TASK GOAL:
The records below are to be reproduced exactly, with the pictures left out.

DATA FOR ANALYSIS:
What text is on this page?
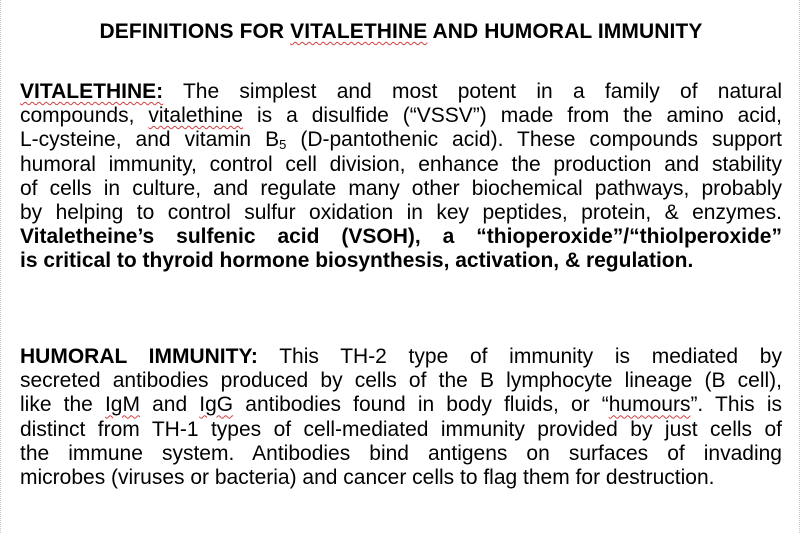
DEFINITIONS FOR VITALETHINE AND HUMORAL IMMUNITY
VITALETHINE: The simplest and most potent in a family of natural
compounds, vitalethine is a disulfide (“VSSV”) made from the amino acid,
L-cysteine, and vitamin $B_5$ (D-pantothenic acid). These compounds support
humoral immunity, control cell division, enhance the production and stability
of cells in culture, and regulate many other biochemical pathways, probably
by helping to control sulfur oxidation in key peptides, protein, & enzymes.
Vitaletheine’s sulfenic acid (VSOH), a “thioperoxide”/“thiolperoxide”
is critical to thyroid hormone biosynthesis, activation, & regulation.
HUMORAL IMMUNITY: This TH-2 type of immunity is mediated by
secreted antibodies produced by cells of the B lymphocyte lineage (B cell),
like the IgM and IgG antibodies found in body fluids, or “humours”. This is
distinct from TH-1 types of cell-mediated immunity provided by just cells of
the immune system. Antibodies bind antigens on surfaces of invading
microbes (viruses or bacteria) and cancer cells to flag them for destruction.
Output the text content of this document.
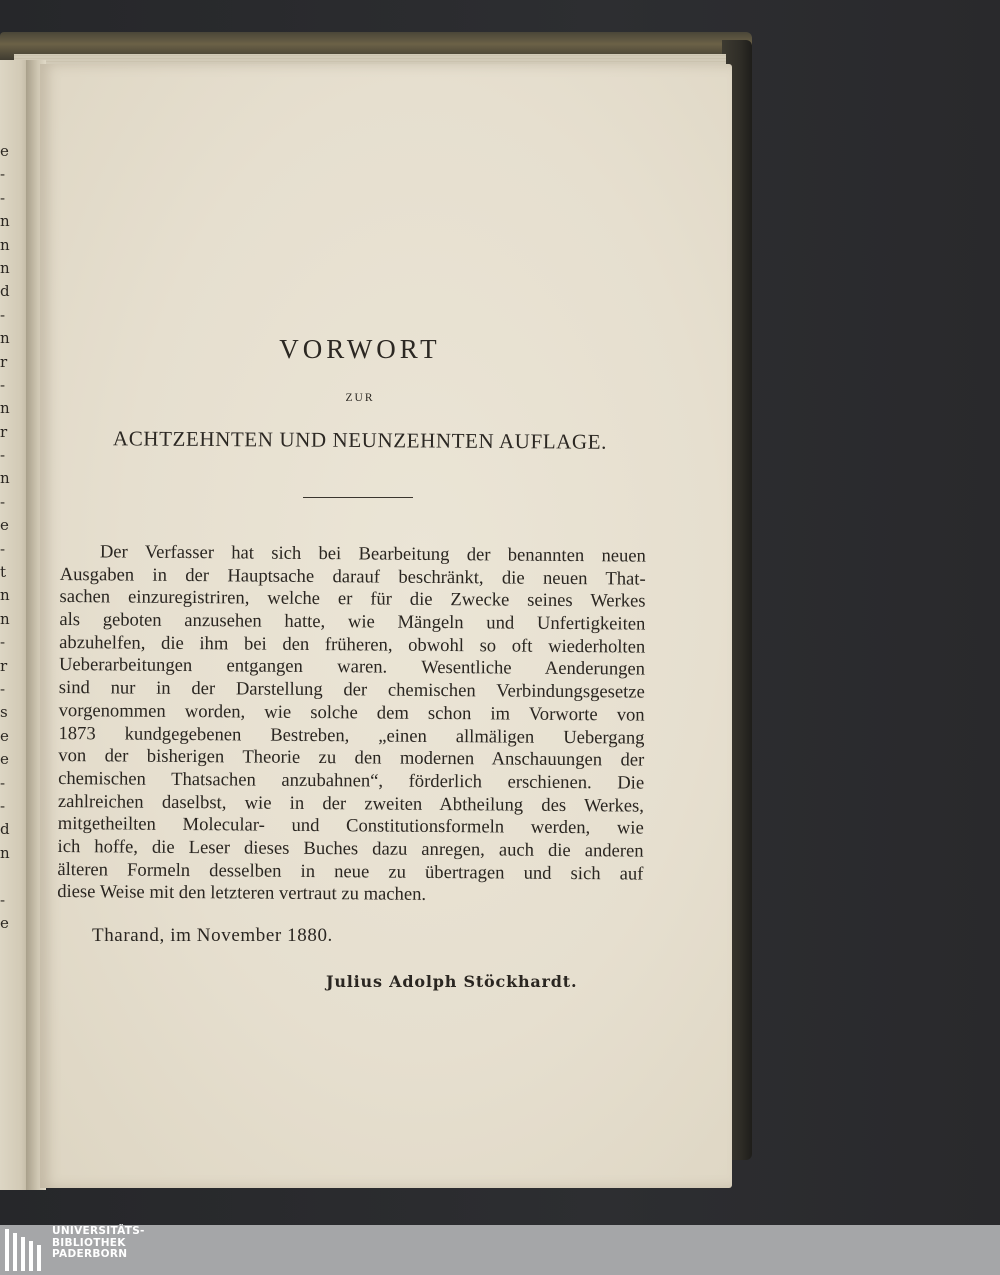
e
-
-
n
n
n
d
-
n
r
-
n
r
-
n
-
e
-
t
n
n
-
r
-
s
e
e
-
-
d
n
-
e
VORWORT
ZUR
ACHTZEHNTEN UND NEUNZEHNTEN AUFLAGE.
Der Verfasser hat sich bei Bearbeitung der benannten neuen
Ausgaben in der Hauptsache darauf beschränkt, die neuen That-
sachen einzuregistriren, welche er für die Zwecke seines Werkes
als geboten anzusehen hatte, wie Mängeln und Unfertigkeiten
abzuhelfen, die ihm bei den früheren, obwohl so oft wiederholten
Ueberarbeitungen entgangen waren. Wesentliche Aenderungen
sind nur in der Darstellung der chemischen Verbindungsgesetze
vorgenommen worden, wie solche dem schon im Vorworte von
1873 kundgegebenen Bestreben, „einen allmäligen Uebergang
von der bisherigen Theorie zu den modernen Anschauungen der
chemischen Thatsachen anzubahnen“, förderlich erschienen. Die
zahlreichen daselbst, wie in der zweiten Abtheilung des Werkes,
mitgetheilten Molecular- und Constitutionsformeln werden, wie
ich hoffe, die Leser dieses Buches dazu anregen, auch die anderen
älteren Formeln desselben in neue zu übertragen und sich auf
diese Weise mit den letzteren vertraut zu machen.
Tharand, im November 1880.
Julius Adolph Stöckhardt.
UNIVERSITÄTS-
BIBLIOTHEK
PADERBORN
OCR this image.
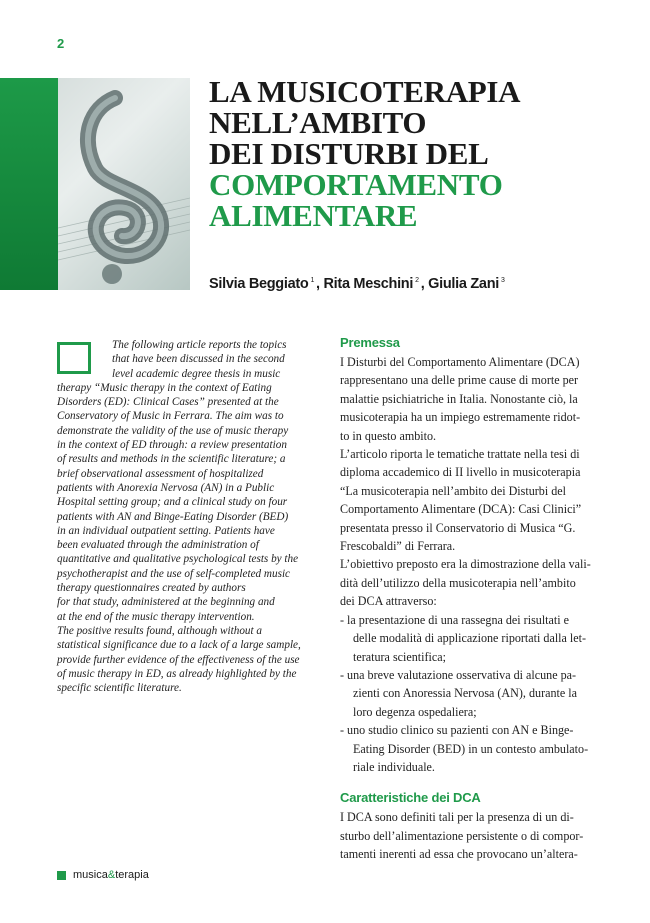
2
LA MUSICOTERAPIA
NELL’AMBITO
DEI DISTURBI DEL
COMPORTAMENTO
ALIMENTARE
Silvia Beggiato $^1$ , Rita Meschini $^2$ , Giulia Zani $^3$
The following article reports the topics
that have been discussed in the second
level academic degree thesis in music
therapy “Music therapy in the context of Eating
Disorders (ED): Clinical Cases” presented at the
Conservatory of Music in Ferrara. The aim was to
demonstrate the validity of the use of music therapy
in the context of ED through: a review presentation
of results and methods in the scientific literature; a
brief observational assessment of hospitalized
patients with Anorexia Nervosa (AN) in a Public
Hospital setting group; and a clinical study on four
patients with AN and Binge-Eating Disorder (BED)
in an individual outpatient setting. Patients have
been evaluated through the administration of
quantitative and qualitative psychological tests by the
psychotherapist and the use of self-completed music
therapy questionnaires created by authors
for that study, administered at the beginning and
at the end of the music therapy intervention.
The positive results found, although without a
statistical significance due to a lack of a large sample,
provide further evidence of the effectiveness of the use
of music therapy in ED, as already highlighted by the
specific scientific literature.
Premessa
I Disturbi del Comportamento Alimentare (DCA)
rappresentano una delle prime cause di morte per
malattie psichiatriche in Italia. Nonostante ciò, la
musicoterapia ha un impiego estremamente ridot-
to in questo ambito.
L’articolo riporta le tematiche trattate nella tesi di
diploma accademico di II livello in musicoterapia
“La musicoterapia nell’ambito dei Disturbi del
Comportamento Alimentare (DCA): Casi Clinici”
presentata presso il Conservatorio di Musica “G.
Frescobaldi” di Ferrara.
L’obiettivo preposto era la dimostrazione della vali-
dità dell’utilizzo della musicoterapia nell’ambito
dei DCA attraverso:
- la presentazione di una rassegna dei risultati e
delle modalità di applicazione riportati dalla let-
teratura scientifica;
- una breve valutazione osservativa di alcune pa-
zienti con Anoressia Nervosa (AN), durante la
loro degenza ospedaliera;
- uno studio clinico su pazienti con AN e Binge-
Eating Disorder (BED) in un contesto ambulato-
riale individuale.
Caratteristiche dei DCA
I DCA sono definiti tali per la presenza di un di-
sturbo dell’alimentazione persistente o di compor-
tamenti inerenti ad essa che provocano un’altera-
musica & terapia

SOLVED PROBLEM:
What text is on this page?
DEFINITIONS FOR VITALETHINE AND HUMORAL IMMUNITY
VITALETHINE: The simplest and most potent in a family of natural
compounds, vitalethine is a disulfide (“VSSV”) made from the amino acid,
L-cysteine, and vitamin $B_5$ (D-pantothenic acid). These compounds support
humoral immunity, control cell division, enhance the production and stability
of cells in culture, and regulate many other biochemical pathways, probably
by helping to control sulfur oxidation in key peptides, protein, & enzymes.
Vitaletheine’s sulfenic acid (VSOH), a “thioperoxide”/“thiolperoxide”
is critical to thyroid hormone biosynthesis, activation, & regulation.
HUMORAL IMMUNITY: This TH-2 type of immunity is mediated by
secreted antibodies produced by cells of the B lymphocyte lineage (B cell),
like the IgM and IgG antibodies found in body fluids, or “humours”. This is
distinct from TH-1 types of cell-mediated immunity provided by just cells of
the immune system. Antibodies bind antigens on surfaces of invading
microbes (viruses or bacteria) and cancer cells to flag them for destruction.
Output the text content of this document.
e
-
-
n
n
n
d
-
n
r
-
n
r
-
n
-
e
-
t
n
n
-
r
-
s
e
e
-
-
d
n
-
e
VORWORT
ZUR
ACHTZEHNTEN UND NEUNZEHNTEN AUFLAGE.
Der Verfasser hat sich bei Bearbeitung der benannten neuen
Ausgaben in der Hauptsache darauf beschränkt, die neuen That-
sachen einzuregistriren, welche er für die Zwecke seines Werkes
als geboten anzusehen hatte, wie Mängeln und Unfertigkeiten
abzuhelfen, die ihm bei den früheren, obwohl so oft wiederholten
Ueberarbeitungen entgangen waren. Wesentliche Aenderungen
sind nur in der Darstellung der chemischen Verbindungsgesetze
vorgenommen worden, wie solche dem schon im Vorworte von
1873 kundgegebenen Bestreben, „einen allmäligen Uebergang
von der bisherigen Theorie zu den modernen Anschauungen der
chemischen Thatsachen anzubahnen“, förderlich erschienen. Die
zahlreichen daselbst, wie in der zweiten Abtheilung des Werkes,
mitgetheilten Molecular- und Constitutionsformeln werden, wie
ich hoffe, die Leser dieses Buches dazu anregen, auch die anderen
älteren Formeln desselben in neue zu übertragen und sich auf
diese Weise mit den letzteren vertraut zu machen.
Tharand, im November 1880.
Julius Adolph Stöckhardt.
UNIVERSITÄTS-
BIBLIOTHEK
PADERBORN
OCR this image.
2
LA MUSICOTERAPIA
NELL’AMBITO
DEI DISTURBI DEL
COMPORTAMENTO
ALIMENTARE
Silvia Beggiato $^1$ , Rita Meschini $^2$ , Giulia Zani $^3$
The following article reports the topics
that have been discussed in the second
level academic degree thesis in music
therapy “Music therapy in the context of Eating
Disorders (ED): Clinical Cases” presented at the
Conservatory of Music in Ferrara. The aim was to
demonstrate the validity of the use of music therapy
in the context of ED through: a review presentation
of results and methods in the scientific literature; a
brief observational assessment of hospitalized
patients with Anorexia Nervosa (AN) in a Public
Hospital setting group; and a clinical study on four
patients with AN and Binge-Eating Disorder (BED)
in an individual outpatient setting. Patients have
been evaluated through the administration of
quantitative and qualitative psychological tests by the
psychotherapist and the use of self-completed music
therapy questionnaires created by authors
for that study, administered at the beginning and
at the end of the music therapy intervention.
The positive results found, although without a
statistical significance due to a lack of a large sample,
provide further evidence of the effectiveness of the use
of music therapy in ED, as already highlighted by the
specific scientific literature.
Premessa
I Disturbi del Comportamento Alimentare (DCA)
rappresentano una delle prime cause di morte per
malattie psichiatriche in Italia. Nonostante ciò, la
musicoterapia ha un impiego estremamente ridot-
to in questo ambito.
L’articolo riporta le tematiche trattate nella tesi di
diploma accademico di II livello in musicoterapia
“La musicoterapia nell’ambito dei Disturbi del
Comportamento Alimentare (DCA): Casi Clinici”
presentata presso il Conservatorio di Musica “G.
Frescobaldi” di Ferrara.
L’obiettivo preposto era la dimostrazione della vali-
dità dell’utilizzo della musicoterapia nell’ambito
dei DCA attraverso:
- la presentazione di una rassegna dei risultati e
delle modalità di applicazione riportati dalla let-
teratura scientifica;
- una breve valutazione osservativa di alcune pa-
zienti con Anoressia Nervosa (AN), durante la
loro degenza ospedaliera;
- uno studio clinico su pazienti con AN e Binge-
Eating Disorder (BED) in un contesto ambulato-
riale individuale.
Caratteristiche dei DCA
I DCA sono definiti tali per la presenza di un di-
sturbo dell’alimentazione persistente o di compor-
tamenti inerenti ad essa che provocano un’altera-
musica & terapia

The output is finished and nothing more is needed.